***** Materials provided

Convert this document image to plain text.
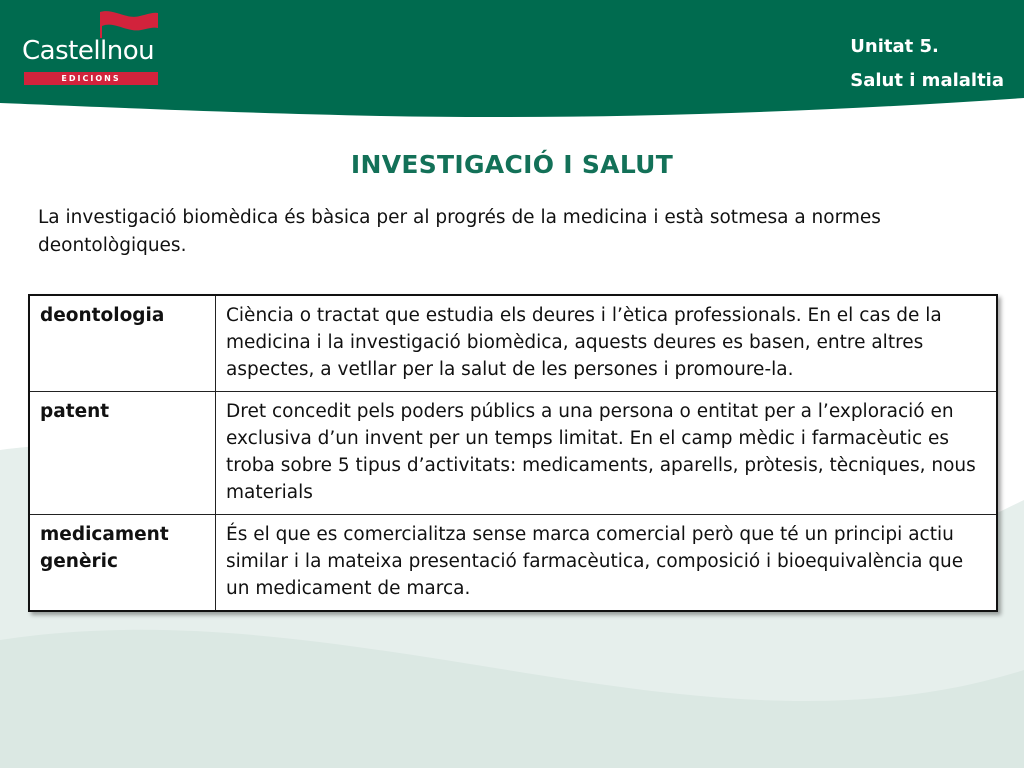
Castellnou
EDICIONS
Unitat 5.
Salut i malaltia
INVESTIGACIÓ I SALUT
La investigació biomèdica és bàsica per al progrés de la medicina i està sotmesa a normes deontològiques.
deontologia	Ciència o tractat que estudia els deures i l’ètica professionals. En el cas de la medicina i la investigació biomèdica, aquests deures es basen, entre altres aspectes, a vetllar per la salut de les persones i promoure-la.
patent	Dret concedit pels poders públics a una persona o entitat per a l’exploració en exclusiva d’un invent per un temps limitat. En el camp mèdic i farmacèutic es troba sobre 5 tipus d’activitats: medicaments, aparells, pròtesis, tècniques, nous materials
medicament genèric	És el que es comercialitza sense marca comercial però que té un principi actiu similar i la mateixa presentació farmacèutica, composició i bioequivalència que un medicament de marca.
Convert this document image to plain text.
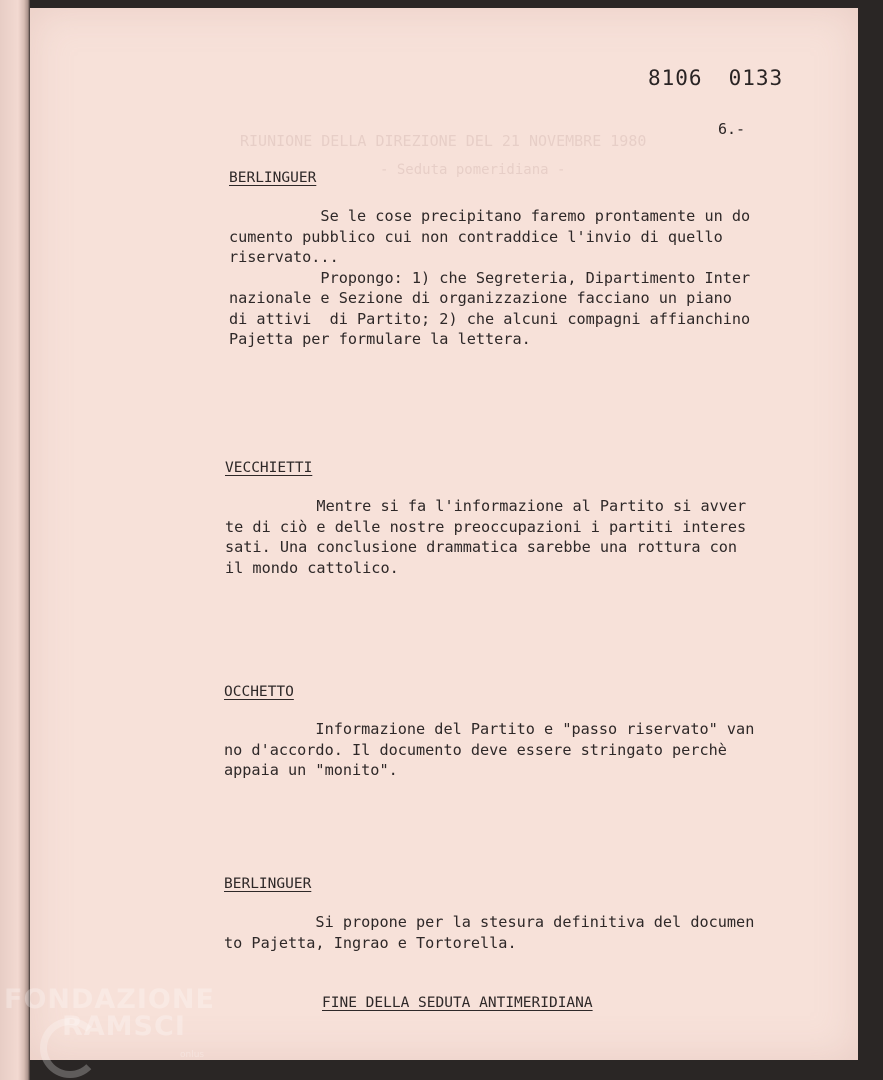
RIUNIONE DELLA DIREZIONE DEL 21 NOVEMBRE 1980
- Seduta pomeridiana -
8106 0133
6.-
BERLINGUER
Se le cose precipitano faremo prontamente un do
cumento pubblico cui non contraddice l'invio di quello
riservato...
Propongo: 1) che Segreteria, Dipartimento Inter
nazionale e Sezione di organizzazione facciano un piano
di attivi  di Partito; 2) che alcuni compagni affianchino
Pajetta per formulare la lettera.
VECCHIETTI
Mentre si fa l'informazione al Partito si avver
te di ciò e delle nostre preoccupazioni i partiti interes
sati. Una conclusione drammatica sarebbe una rottura con
il mondo cattolico.
OCCHETTO
Informazione del Partito e "passo riservato" van
no d'accordo. Il documento deve essere stringato perchè
appaia un "monito".
BERLINGUER
Si propone per la stesura definitiva del documen
to Pajetta, Ingrao e Tortorella.
FINE DELLA SEDUTA ANTIMERIDIANA
FONDAZIONE
RAMSCI
onlus
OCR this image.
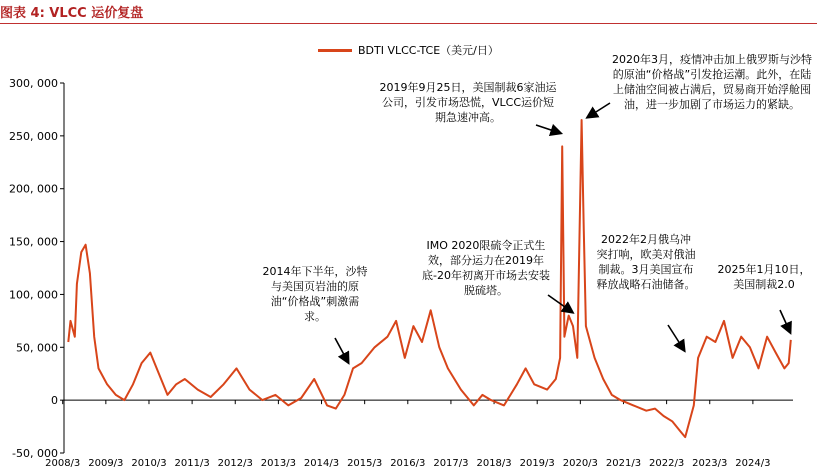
图表 4: VLCC 运价复盘
BDTI VLCC-TCE（美元/日）
-50, 000
0
50, 000
100, 000
150, 000
200, 000
250, 000
300, 000
2008/3 2009/3 2010/3 2011/3 2012/3 2013/3 2014/3 2015/3 2016/3 2017/3 2018/3 2019/3 2020/3 2021/3 2022/3 2023/3 2024/3
2014年下半年，沙特与美国页岩油的原油“价格战”刺激需求。
2019年9月25日，美国制裁6家油运公司，引发市场恐慌，VLCC运价短期急速冲高。
2020年3月，疫情冲击加上俄罗斯与沙特的原油“价格战”引发抢运潮。此外，在陆上储油空间被占满后，贸易商开始浮舱囤油，进一步加剧了市场运力的紧缺。
IMO 2020限硫令正式生效，部分运力在2019年底-20年初离开市场去安装脱硫塔。
2022年2月俄乌冲突打响，欧美对俄油制裁。3月美国宣布释放战略石油储备。
2025年1月10日，美国制裁2.0
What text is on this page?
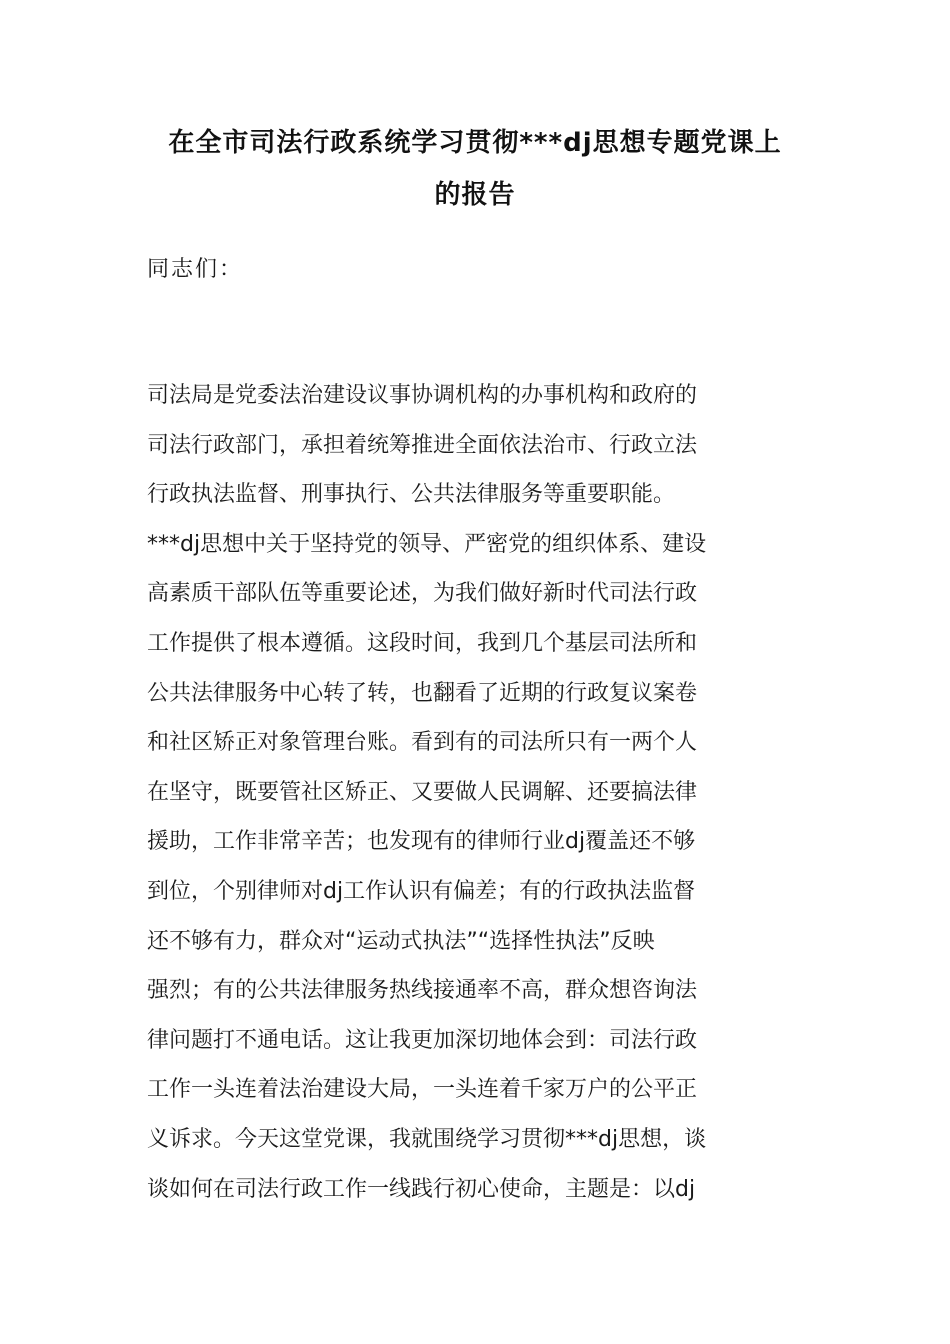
在全市司法行政系统学习贯彻***dj思想专题党课上
的报告
同志们：
司法局是党委法治建设议事协调机构的办事机构和政府的
司法行政部门，承担着统筹推进全面依法治市、行政立法
行政执法监督、刑事执行、公共法律服务等重要职能。
***dj思想中关于坚持党的领导、严密党的组织体系、建设
高素质干部队伍等重要论述，为我们做好新时代司法行政
工作提供了根本遵循。这段时间，我到几个基层司法所和
公共法律服务中心转了转，也翻看了近期的行政复议案卷
和社区矫正对象管理台账。看到有的司法所只有一两个人
在坚守，既要管社区矫正、又要做人民调解、还要搞法律
援助，工作非常辛苦；也发现有的律师行业dj覆盖还不够
到位，个别律师对dj工作认识有偏差；有的行政执法监督
还不够有力，群众对“运动式执法”“选择性执法”反映
强烈；有的公共法律服务热线接通率不高，群众想咨询法
律问题打不通电话。这让我更加深切地体会到：司法行政
工作一头连着法治建设大局，一头连着千家万户的公平正
义诉求。今天这堂党课，我就围绕学习贯彻***dj思想，谈
谈如何在司法行政工作一线践行初心使命，主题是：以dj
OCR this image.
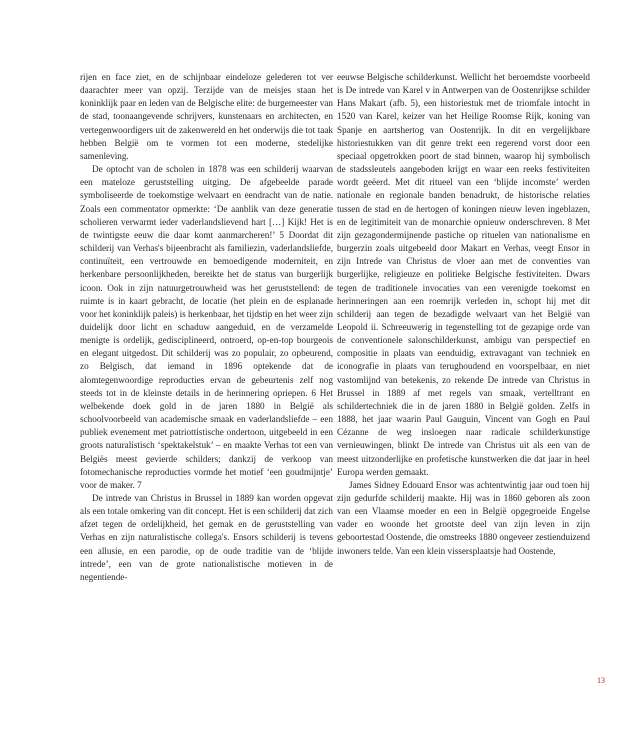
rijen en face ziet, en de schijnbaar eindeloze gelederen tot ver daarachter meer van opzij. Terzijde van de meisjes staan het koninklijk paar en leden van de Belgische elite: de burgemeester van de stad, toonaangevende schrijvers, kunstenaars en architecten, en vertegenwoordigers uit de zakenwereld en het onderwijs die tot taak hebben België om te vormen tot een moderne, stedelijke samenleving.

De optocht van de scholen in 1878 was een schilderij waarvan een mateloze geruststelling uitging. De afgebeelde parade symboliseerde de toekomstige welvaart en eendracht van de natie. Zoals een commentator opmerkte: ‘De aanblik van deze generatie scholieren verwarmt ieder vaderlandslievend hart […] Kijk! Het is de twintigste eeuw die daar komt aanmarcheren!’ 5 Doordat dit schilderij van Verhas's bijeenbracht als familiezin, vaderlandsliefde, continuïteit, een vertrouwde en bemoedigende moderniteit, en herkenbare persoonlijkheden, bereikte het de status van burgerlijk icoon. Ook in zijn natuurgetrouwheid was het geruststellend: de ruimte is in kaart gebracht, de locatie (het plein en de esplanade voor het koninklijk paleis) is herkenbaar, het tijdstip en het weer zijn duidelijk door licht en schaduw aangeduid, en de verzamelde menigte is ordelijk, gedisciplineerd, ontroerd, op-en-top bourgeois en elegant uitgedost. Dit schilderij was zo populair, zo opbeurend, zo Belgisch, dat iemand in 1896 optekende dat de alomtegenwoordige reproducties ervan de gebeurtenis zelf nog steeds tot in de kleinste details in de herinnering opriepen. 6 Het welbekende doek gold in de jaren 1880 in België als schoolvoorbeeld van academische smaak en vaderlandsliefde – een publiek evenement met patriottistische ondertoon, uitgebeeld in een groots naturalistisch ‘spektakelstuk’ – en maakte Verhas tot een van Belgiës meest gevierde schilders; dankzij de verkoop van fotomechanische reproducties vormde het motief ‘een goudmijntje’ voor de maker. 7

De intrede van Christus in Brussel in 1889 kan worden opgevat als een totale omkering van dit concept. Het is een schilderij dat zich afzet tegen de ordelijkheid, het gemak en de geruststelling van Verhas en zijn naturalistische collega's. Ensors schilderij is tevens een allusie, en een parodie, op de oude traditie van de ‘blijde intrede’, een van de grote nationalistische motieven in de negentiende-

eeuwse Belgische schilderkunst. Wellicht het beroemdste voorbeeld is De intrede van Karel v in Antwerpen van de Oostenrijkse schilder Hans Makart (afb. 5), een historiestuk met de triomfale intocht in 1520 van Karel, keizer van het Heilige Roomse Rijk, koning van Spanje en aartshertog van Oostenrijk. In dit en vergelijkbare historiestukken van dit genre trekt een regerend vorst door een speciaal opgetrokken poort de stad binnen, waarop hij symbolisch de stadssleutels aangeboden krijgt en waar een reeks festiviteiten wordt geëerd. Met dit ritueel van een ‘blijde incomste’ werden nationale en regionale banden benadrukt, de historische relaties tussen de stad en de hertogen of koningen nieuw leven ingeblazen, en de legitimiteit van de monarchie opnieuw onderschreven. 8 Met zijn gezagondermijnende pastiche op rituelen van nationalisme en burgerzin zoals uitgebeeld door Makart en Verhas, veegt Ensor in zijn Intrede van Christus de vloer aan met de conventies van burgerlijke, religieuze en politieke Belgische festiviteiten. Dwars tegen de traditionele invocaties van een verenigde toekomst en herinneringen aan een roemrijk verleden in, schopt hij met dit schilderij aan tegen de bezadigde welvaart van het België van Leopold ii. Schreeuwerig in tegenstelling tot de gezapige orde van de conventionele salonschilderkunst, ambigu van perspectief en compositie in plaats van eenduidig, extravagant van techniek en iconografie in plaats van terughoudend en voorspelbaar, en niet vastomlijnd van betekenis, zo rekende De intrede van Christus in Brussel in 1889 af met regels van smaak, vertelltrant en schildertechniek die in de jaren 1880 in België golden. Zelfs in 1888, het jaar waarin Paul Gauguin, Vincent van Gogh en Paul Cézanne de weg insloegen naar radicale schilderkunstige vernieuwingen, blinkt De intrede van Christus uit als een van de meest uitzonderlijke en profetische kunstwerken die dat jaar in heel Europa werden gemaakt.

James Sidney Edouard Ensor was achtentwintig jaar oud toen hij zijn gedurfde schilderij maakte. Hij was in 1860 geboren als zoon van een Vlaamse moeder en een in België opgegroeide Engelse vader en woonde het grootste deel van zijn leven in zijn geboortestad Oostende, die omstreeks 1880 ongeveer zestienduizend inwoners telde. Van een klein vissersplaatsje had Oostende,

13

**********

Task goal:
Give the number of lines that hold the word "Partito" in these records, with nothing added.

Solution:
3